### TASK BRIEF
Output the full listing below exactly, without the pictures.

### DATA TO PROCESS
┏━━
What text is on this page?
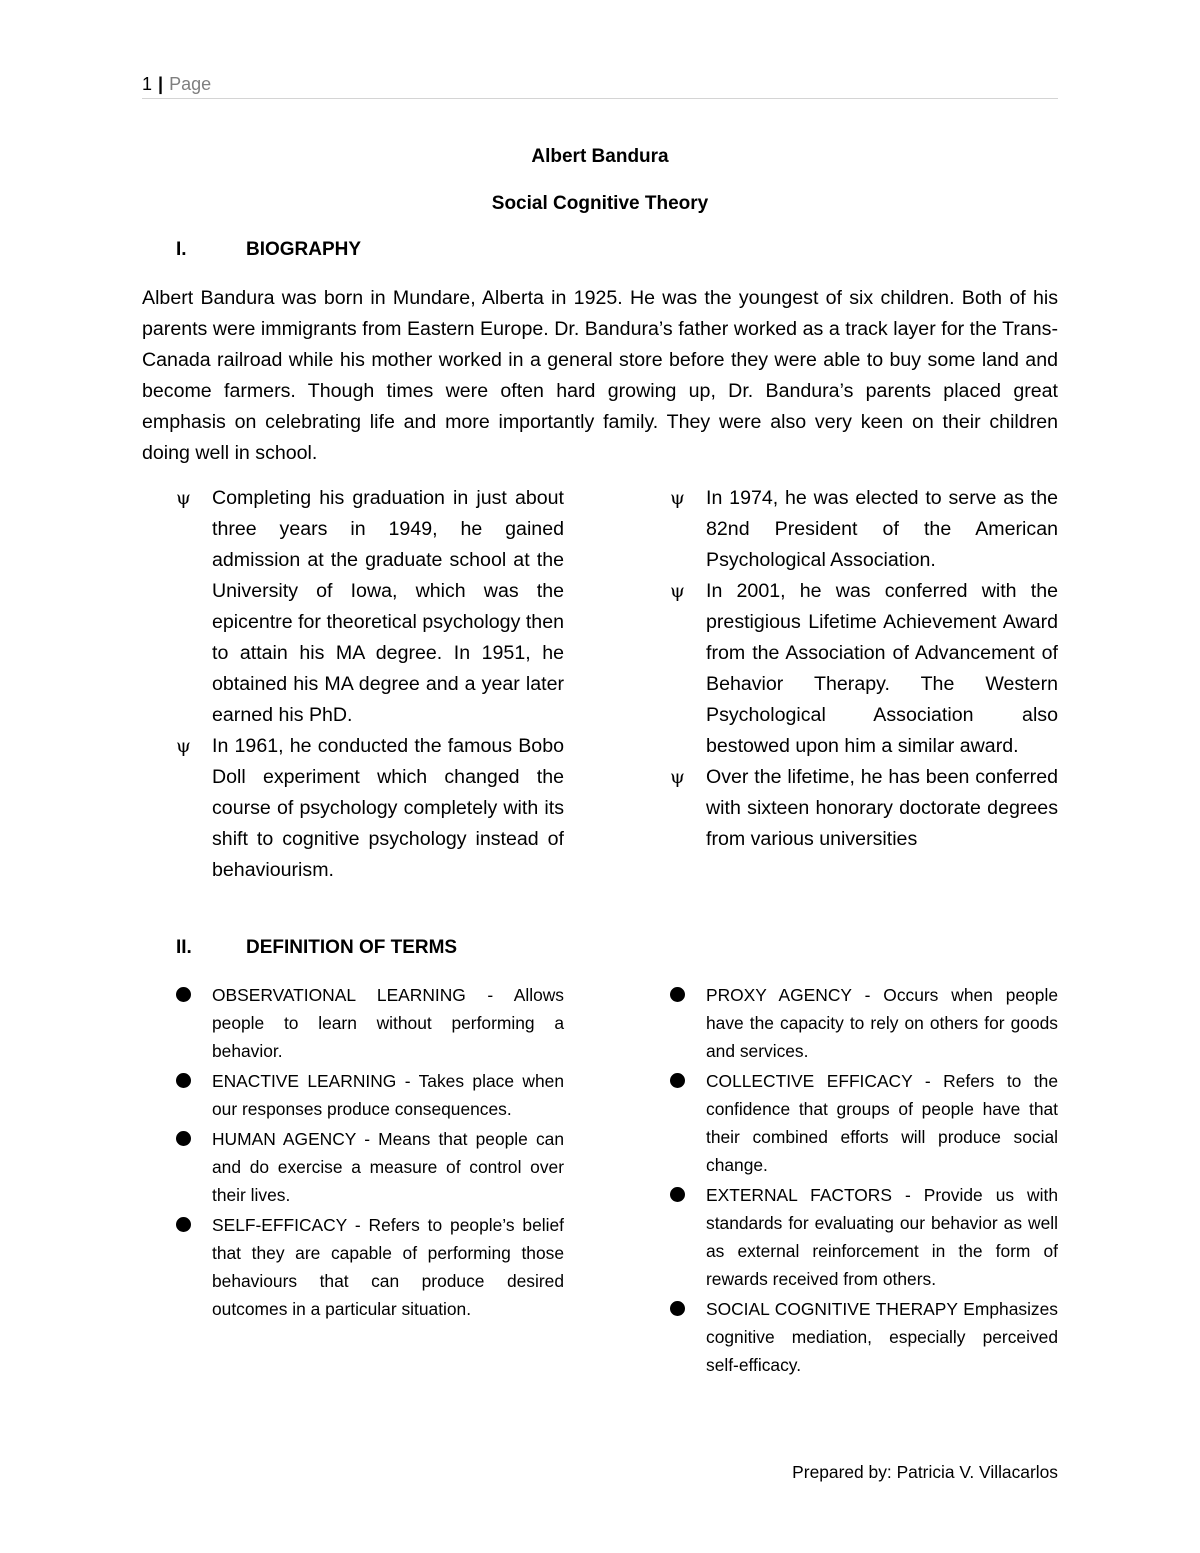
1 | Page
Albert Bandura
Social Cognitive Theory
I.	BIOGRAPHY

Albert Bandura was born in Mundare, Alberta in 1925. He was the youngest of six children. Both of his parents were immigrants from Eastern Europe. Dr. Bandura’s father worked as a track layer for the Trans-Canada railroad while his mother worked in a general store before they were able to buy some land and become farmers. Though times were often hard growing up, Dr. Bandura’s parents placed great emphasis on celebrating life and more importantly family. They were also very keen on their children doing well in school.

ψ Completing his graduation in just about three years in 1949, he gained admission at the graduate school at the University of Iowa, which was the epicentre for theoretical psychology then to attain his MA degree. In 1951, he obtained his MA degree and a year later earned his PhD.
ψ In 1961, he conducted the famous Bobo Doll experiment which changed the course of psychology completely with its shift to cognitive psychology instead of behaviourism.
ψ In 1974, he was elected to serve as the 82nd President of the American Psychological Association.
ψ In 2001, he was conferred with the prestigious Lifetime Achievement Award from the Association of Advancement of Behavior Therapy. The Western Psychological Association also bestowed upon him a similar award.
ψ Over the lifetime, he has been conferred with sixteen honorary doctorate degrees from various universities
II.	DEFINITION OF TERMS
OBSERVATIONAL LEARNING - Allows people to learn without performing a behavior.
ENACTIVE LEARNING - Takes place when our responses produce consequences.
HUMAN AGENCY - Means that people can and do exercise a measure of control over their lives.
SELF-EFFICACY - Refers to people’s belief that they are capable of performing those behaviours that can produce desired outcomes in a particular situation.
PROXY AGENCY - Occurs when people have the capacity to rely on others for goods and services.
COLLECTIVE EFFICACY - Refers to the confidence that groups of people have that their combined efforts will produce social change.
EXTERNAL FACTORS - Provide us with standards for evaluating our behavior as well as external reinforcement in the form of rewards received from others.
SOCIAL COGNITIVE THERAPY Emphasizes cognitive mediation, especially perceived self-efficacy.
Prepared by: Patricia V. Villacarlos
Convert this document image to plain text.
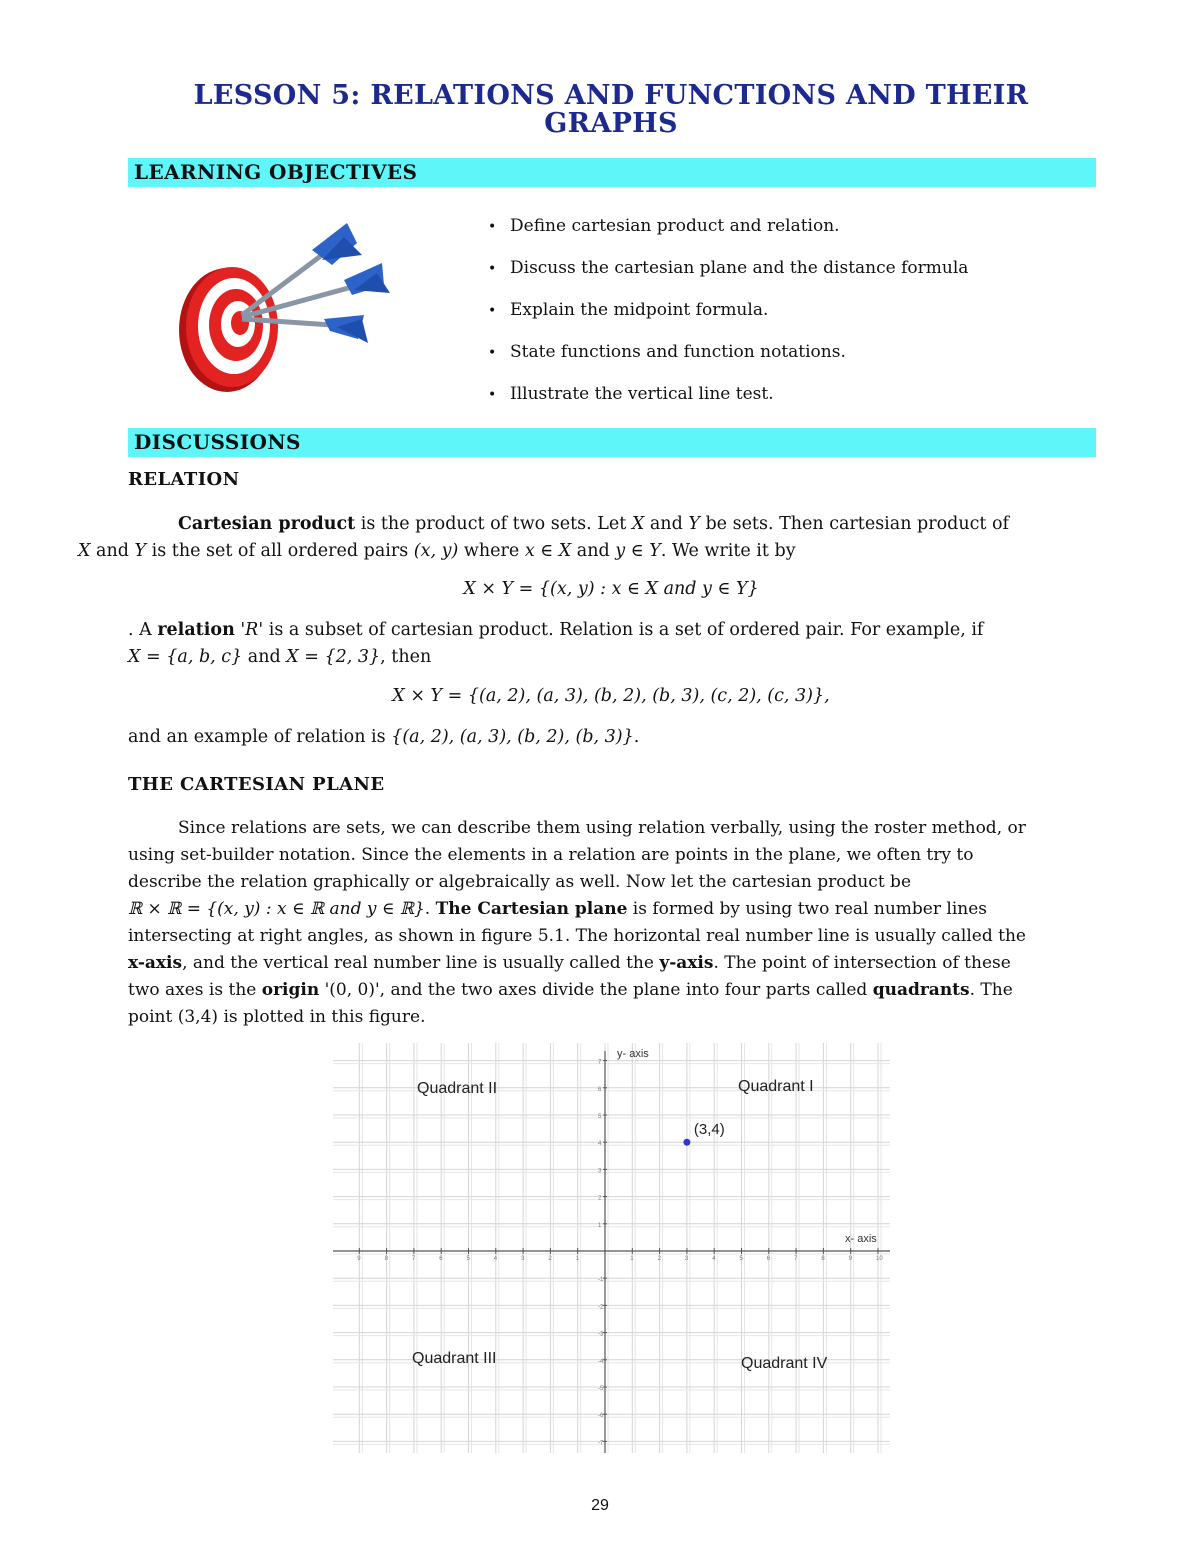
LESSON 5: RELATIONS AND FUNCTIONS AND THEIR
GRAPHS
LEARNING OBJECTIVES
• Define cartesian product and relation.
• Discuss the cartesian plane and the distance formula
• Explain the midpoint formula.
• State functions and function notations.
• Illustrate the vertical line test.
DISCUSSIONS
RELATION
Cartesian product is the product of two sets. Let X and Y be sets. Then cartesian product of
X and Y is the set of all ordered pairs (x, y) where x ∈ X and y ∈ Y. We write it by
X × Y = {(x, y) : x ∈ X and y ∈ Y}
. A relation 'R' is a subset of cartesian product. Relation is a set of ordered pair. For example, if
X = {a, b, c} and X = {2, 3}, then
X × Y = {(a, 2), (a, 3), (b, 2), (b, 3), (c, 2), (c, 3)},
and an example of relation is {(a, 2), (a, 3), (b, 2), (b, 3)}.
THE CARTESIAN PLANE
Since relations are sets, we can describe them using relation verbally, using the roster method, or
using set-builder notation. Since the elements in a relation are points in the plane, we often try to
describe the relation graphically or algebraically as well. Now let the cartesian product be
ℝ × ℝ = {(x, y) : x ∈ ℝ and y ∈ ℝ}. The Cartesian plane is formed by using two real number lines
intersecting at right angles, as shown in figure 5.1. The horizontal real number line is usually called the
x-axis, and the vertical real number line is usually called the y-axis. The point of intersection of these
two axes is the origin '(0, 0)', and the two axes divide the plane into four parts called quadrants. The
point (3,4) is plotted in this figure.
9	8	7	6	5	4	3	2	1	1	2	3	4	5	6	7	8	9	10
-7
-6
-5
-4
-3
-2
-1
1
2
3
4
5
6
7
y- axis
x- axis
Quadrant I
Quadrant II
Quadrant III	Quadrant IV
(3,4)
29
┗━━
### ANSWER TO THE PROBLEM
What text is on this page?
1 | Page
Albert Bandura
Social Cognitive Theory
I.	BIOGRAPHY

Albert Bandura was born in Mundare, Alberta in 1925. He was the youngest of six children. Both of his parents were immigrants from Eastern Europe. Dr. Bandura’s father worked as a track layer for the Trans-Canada railroad while his mother worked in a general store before they were able to buy some land and become farmers. Though times were often hard growing up, Dr. Bandura’s parents placed great emphasis on celebrating life and more importantly family. They were also very keen on their children doing well in school.

ψ Completing his graduation in just about three years in 1949, he gained admission at the graduate school at the University of Iowa, which was the epicentre for theoretical psychology then to attain his MA degree. In 1951, he obtained his MA degree and a year later earned his PhD.
ψ In 1961, he conducted the famous Bobo Doll experiment which changed the course of psychology completely with its shift to cognitive psychology instead of behaviourism.
ψ In 1974, he was elected to serve as the 82nd President of the American Psychological Association.
ψ In 2001, he was conferred with the prestigious Lifetime Achievement Award from the Association of Advancement of Behavior Therapy. The Western Psychological Association also bestowed upon him a similar award.
ψ Over the lifetime, he has been conferred with sixteen honorary doctorate degrees from various universities
II.	DEFINITION OF TERMS
OBSERVATIONAL LEARNING - Allows people to learn without performing a behavior.
ENACTIVE LEARNING - Takes place when our responses produce consequences.
HUMAN AGENCY - Means that people can and do exercise a measure of control over their lives.
SELF-EFFICACY - Refers to people’s belief that they are capable of performing those behaviours that can produce desired outcomes in a particular situation.
PROXY AGENCY - Occurs when people have the capacity to rely on others for goods and services.
COLLECTIVE EFFICACY - Refers to the confidence that groups of people have that their combined efforts will produce social change.
EXTERNAL FACTORS - Provide us with standards for evaluating our behavior as well as external reinforcement in the form of rewards received from others.
SOCIAL COGNITIVE THERAPY Emphasizes cognitive mediation, especially perceived self-efficacy.
Prepared by: Patricia V. Villacarlos
Convert this document image to plain text.
LESSON 5: RELATIONS AND FUNCTIONS AND THEIR
GRAPHS
LEARNING OBJECTIVES
• Define cartesian product and relation.
• Discuss the cartesian plane and the distance formula
• Explain the midpoint formula.
• State functions and function notations.
• Illustrate the vertical line test.
DISCUSSIONS
RELATION
Cartesian product is the product of two sets. Let X and Y be sets. Then cartesian product of
X and Y is the set of all ordered pairs (x, y) where x ∈ X and y ∈ Y. We write it by
X × Y = {(x, y) : x ∈ X and y ∈ Y}
. A relation 'R' is a subset of cartesian product. Relation is a set of ordered pair. For example, if
X = {a, b, c} and X = {2, 3}, then
X × Y = {(a, 2), (a, 3), (b, 2), (b, 3), (c, 2), (c, 3)},
and an example of relation is {(a, 2), (a, 3), (b, 2), (b, 3)}.
THE CARTESIAN PLANE
Since relations are sets, we can describe them using relation verbally, using the roster method, or
using set-builder notation. Since the elements in a relation are points in the plane, we often try to
describe the relation graphically or algebraically as well. Now let the cartesian product be
ℝ × ℝ = {(x, y) : x ∈ ℝ and y ∈ ℝ}. The Cartesian plane is formed by using two real number lines
intersecting at right angles, as shown in figure 5.1. The horizontal real number line is usually called the
x-axis, and the vertical real number line is usually called the y-axis. The point of intersection of these
two axes is the origin '(0, 0)', and the two axes divide the plane into four parts called quadrants. The
point (3,4) is plotted in this figure.
9	8	7	6	5	4	3	2	1	1	2	3	4	5	6	7	8	9	10
-7
-6
-5
-4
-3
-2
-1
1
2
3
4
5
6
7
y- axis
x- axis
Quadrant I
Quadrant II
Quadrant III	Quadrant IV
(3,4)
29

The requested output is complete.